DESCRIPTION OF THE TASK: Your answer should consist of each line from the data below that contains "genomföra".

Source records:
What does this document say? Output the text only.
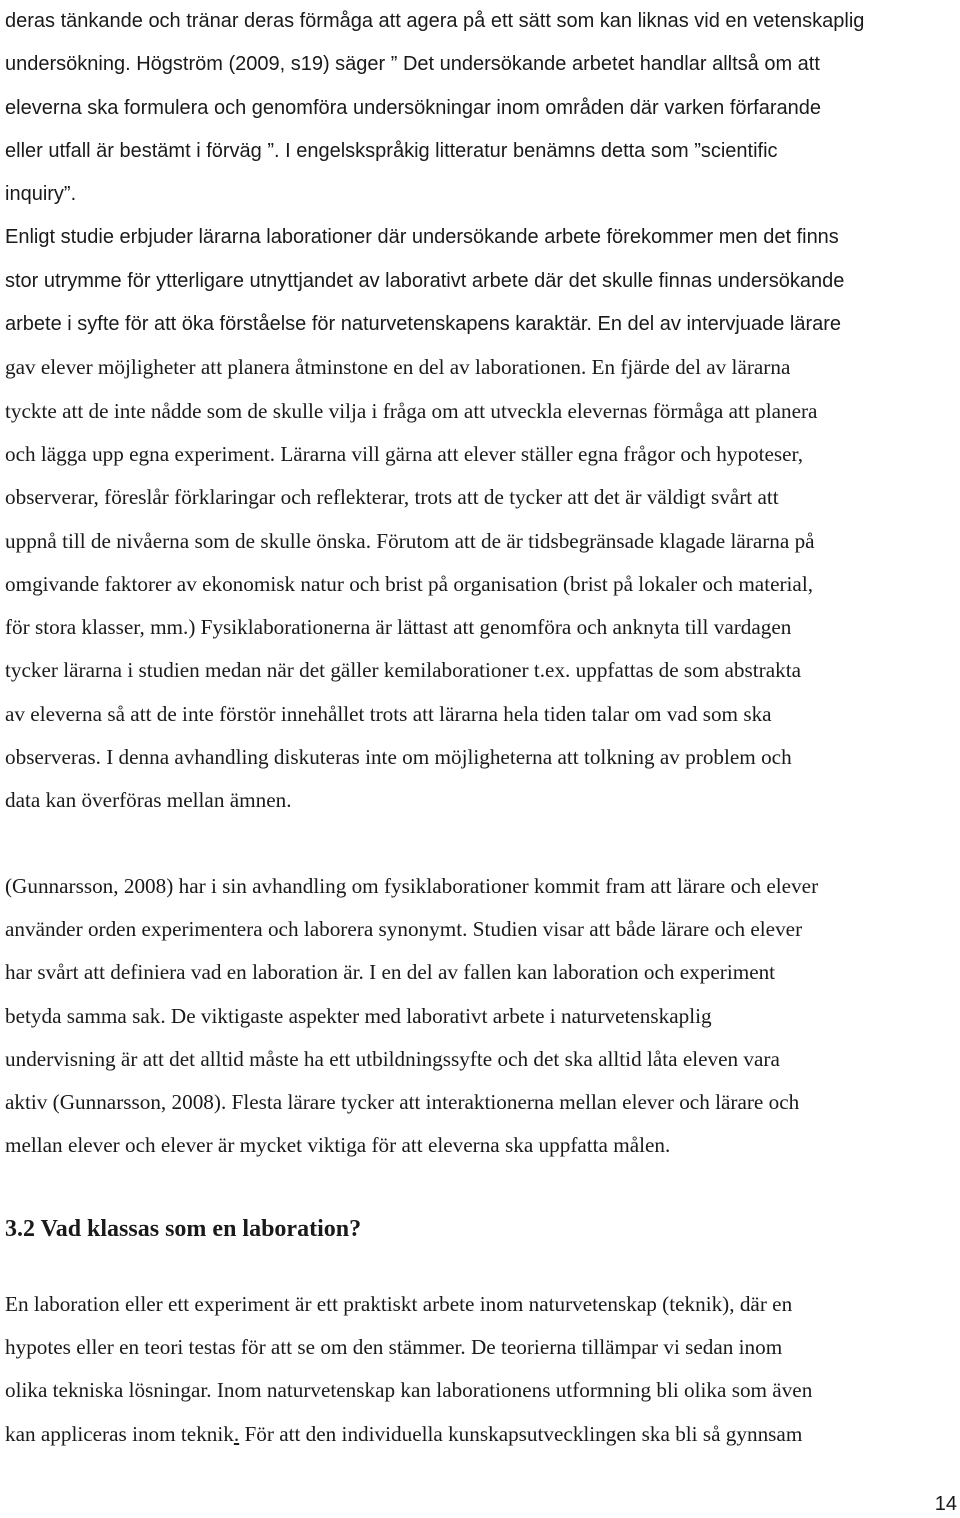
deras tänkande och tränar deras förmåga att agera på ett sätt som kan liknas vid en vetenskaplig
undersökning. Högström (2009, s19) säger ” Det undersökande arbetet handlar alltså om att
eleverna ska formulera och genomföra undersökningar inom områden där varken förfarande
eller utfall är bestämt i förväg ”. I engelskspråkig litteratur benämns detta som ”scientific
inquiry”.

Enligt studie erbjuder lärarna laborationer där undersökande arbete förekommer men det finns
stor utrymme för ytterligare utnyttjandet av laborativt arbete där det skulle finnas undersökande
arbete i syfte för att öka förståelse för naturvetenskapens karaktär. En del av intervjuade lärare
gav elever möjligheter att planera åtminstone en del av laborationen. En fjärde del av lärarna
tyckte att de inte nådde som de skulle vilja i fråga om att utveckla elevernas förmåga att planera
och lägga upp egna experiment. Lärarna vill gärna att elever ställer egna frågor och hypoteser,
observerar, föreslår förklaringar och reflekterar, trots att de tycker att det är väldigt svårt att
uppnå till de nivåerna som de skulle önska. Förutom att de är tidsbegränsade klagade lärarna på
omgivande faktorer av ekonomisk natur och brist på organisation (brist på lokaler och material,
för stora klasser, mm.) Fysiklaborationerna är lättast att genomföra och anknyta till vardagen
tycker lärarna i studien medan när det gäller kemilaborationer t.ex. uppfattas de som abstrakta
av eleverna så att de inte förstör innehållet trots att lärarna hela tiden talar om vad som ska
observeras. I denna avhandling diskuteras inte om möjligheterna att tolkning av problem och
data kan överföras mellan ämnen.

(Gunnarsson, 2008) har i sin avhandling om fysiklaborationer kommit fram att lärare och elever
använder orden experimentera och laborera synonymt. Studien visar att både lärare och elever
har svårt att definiera vad en laboration är. I en del av fallen kan laboration och experiment
betyda samma sak. De viktigaste aspekter med laborativt arbete i naturvetenskaplig
undervisning är att det alltid måste ha ett utbildningssyfte och det ska alltid låta eleven vara
aktiv (Gunnarsson, 2008). Flesta lärare tycker att interaktionerna mellan elever och lärare och
mellan elever och elever är mycket viktiga för att eleverna ska uppfatta målen.

3.2 Vad klassas som en laboration?

En laboration eller ett experiment är ett praktiskt arbete inom naturvetenskap (teknik), där en
hypotes eller en teori testas för att se om den stämmer. De teorierna tillämpar vi sedan inom
olika tekniska lösningar. Inom naturvetenskap kan laborationens utformning bli olika som även
kan appliceras inom teknik. För att den individuella kunskapsutvecklingen ska bli så gynnsam

14
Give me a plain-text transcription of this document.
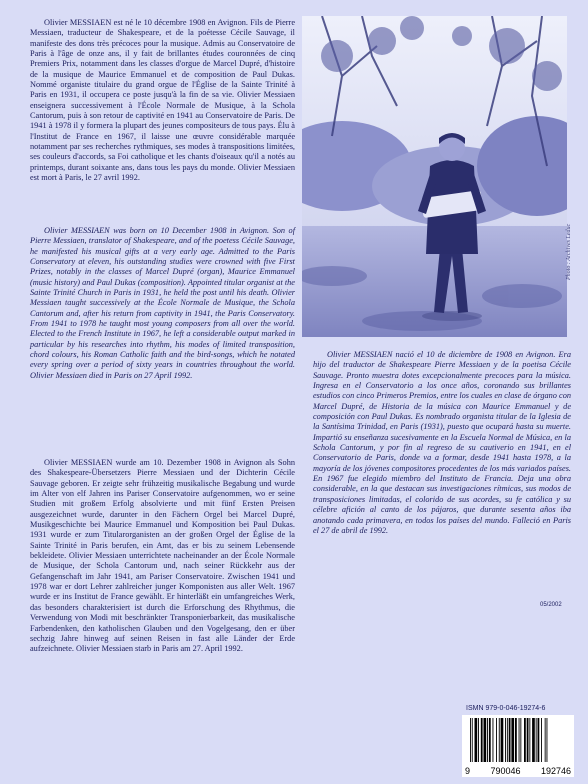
Olivier MESSIAEN est né le 10 décembre 1908 en Avignon. Fils de Pierre Messiaen, traducteur de Shakespeare, et de la poétesse Cécile Sauvage, il manifeste des dons très précoces pour la musique. Admis au Conservatoire de Paris à l'âge de onze ans, il y fait de brillantes études couronnées de cinq Premiers Prix, notamment dans les classes d'orgue de Marcel Dupré, d'histoire de la musique de Maurice Emmanuel et de composition de Paul Dukas. Nommé organiste titulaire du grand orgue de l'Église de la Sainte Trinité à Paris en 1931, il occupera ce poste jusqu'à la fin de sa vie. Olivier Messiaen enseignera successivement à l'École Normale de Musique, à la Schola Cantorum, puis à son retour de captivité en 1941 au Conservatoire de Paris. De 1941 à 1978 il y formera la plupart des jeunes compositeurs de tous pays. Élu à l'Institut de France en 1967, il laisse une œuvre considérable marquée notamment par ses recherches rythmiques, ses modes à transpositions limitées, ses couleurs d'accords, sa Foi catholique et les chants d'oiseaux qu'il a notés au printemps, durant soixante ans, dans tous les pays du monde. Olivier Messiaen est mort à Paris, le 27 avril 1992.

Olivier MESSIAEN was born on 10 December 1908 in Avignon. Son of Pierre Messiaen, translator of Shakespeare, and of the poetess Cécile Sauvage, he manifested his musical gifts at a very early age. Admitted to the Paris Conservatory at eleven, his outstanding studies were crowned with five First Prizes, notably in the classes of Marcel Dupré (organ), Maurice Emmanuel (music history) and Paul Dukas (composition). Appointed titular organist at the Sainte Trinité Church in Paris in 1931, he held the post until his death. Olivier Messiaen taught successively at the École Normale de Musique, the Schola Cantorum and, after his return from captivity in 1941, the Paris Conservatory. From 1941 to 1978 he taught most young composers from all over the world. Elected to the French Institute in 1967, he left a considerable output marked in particular by his researches into rhythm, his modes of limited transposition, chord colours, his Roman Catholic faith and the bird-songs, which he notated every spring over a period of sixty years in countries throughout the world. Olivier Messiaen died in Paris on 27 April 1992.

Olivier MESSIAEN wurde am 10. Dezember 1908 in Avignon als Sohn des Shakespeare-Übersetzers Pierre Messiaen und der Dichterin Cécile Sauvage geboren. Er zeigte sehr frühzeitig musikalische Begabung und wurde im Alter von elf Jahren ins Pariser Conservatoire aufgenommen, wo er seine Studien mit großem Erfolg absolvierte und mit fünf Ersten Preisen ausgezeichnet wurde, darunter in den Fächern Orgel bei Marcel Dupré, Musikgeschichte bei Maurice Emmanuel und Komposition bei Paul Dukas. 1931 wurde er zum Titularorganisten an der großen Orgel der Église de la Sainte Trinité in Paris berufen, ein Amt, das er bis zu seinem Lebensende bekleidete. Olivier Messiaen unterrichtete nacheinander an der École Normale de Musique, der Schola Cantorum und, nach seiner Rückkehr aus der Gefangenschaft im Jahr 1941, am Pariser Conservatoire. Zwischen 1941 und 1978 war er dort Lehrer zahlreicher junger Komponisten aus aller Welt. 1967 wurde er ins Institut de France gewählt. Er hinterläßt ein umfangreiches Werk, das besonders charakterisiert ist durch die Erforschung des Rhythmus, die Verwendung von Modi mit beschränkter Transponierbarkeit, das musikalische Farbendenken, den katholischen Glauben und den Vogelgesang, den er über sechzig Jahre hinweg auf seinen Reisen in fast alle Länder der Erde aufzeichnete. Olivier Messiaen starb in Paris am 27. April 1992.

Photo : Archives Leduc

Olivier MESSIAEN nació el 10 de diciembre de 1908 en Avignon. Era hijo del traductor de Shakespeare Pierre Messiaen y de la poetisa Cécile Sauvage. Pronto muestra dotes excepcionalmente precoces para la música. Ingresa en el Conservatorio a los once años, coronando sus brillantes estudios con cinco Primeros Premios, entre los cuales en clase de órgano con Marcel Dupré, de Historia de la música con Maurice Emmanuel y de composición con Paul Dukas. Es nombrado organista titular de la Iglesia de la Santísima Trinidad, en Paris (1931), puesto que ocupará hasta su muerte. Impartió su enseñanza sucesivamente en la Escuela Normal de Música, en la Schola Cantorum, y por fin al regreso de su cautiverio en 1941, en el Conservatorio de Paris, donde va a formar, desde 1941 hasta 1978, a la mayoría de los jóvenes compositores procedentes de los más variados países. En 1967 fue elegido miembro del Instituto de Francia. Deja una obra considerable, en la que destacan sus investigaciones rítmicas, sus modos de transposiciones limitadas, el colorido de sus acordes, su fe católica y su célebre afición al canto de los pájaros, que durante sesenta años iba anotando cada primavera, en todos los países del mundo. Falleció en Paris el 27 de abril de 1992.

05/2002
ISMN 979-0-046-19274-6
9 790046 192746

EXERCISE SOLUTION:
eleverna ska formulera och genomföra undersökningar inom områden där varken förfarande
för stora klasser, mm.) Fysiklaborationerna är lättast att genomföra och anknyta till vardagen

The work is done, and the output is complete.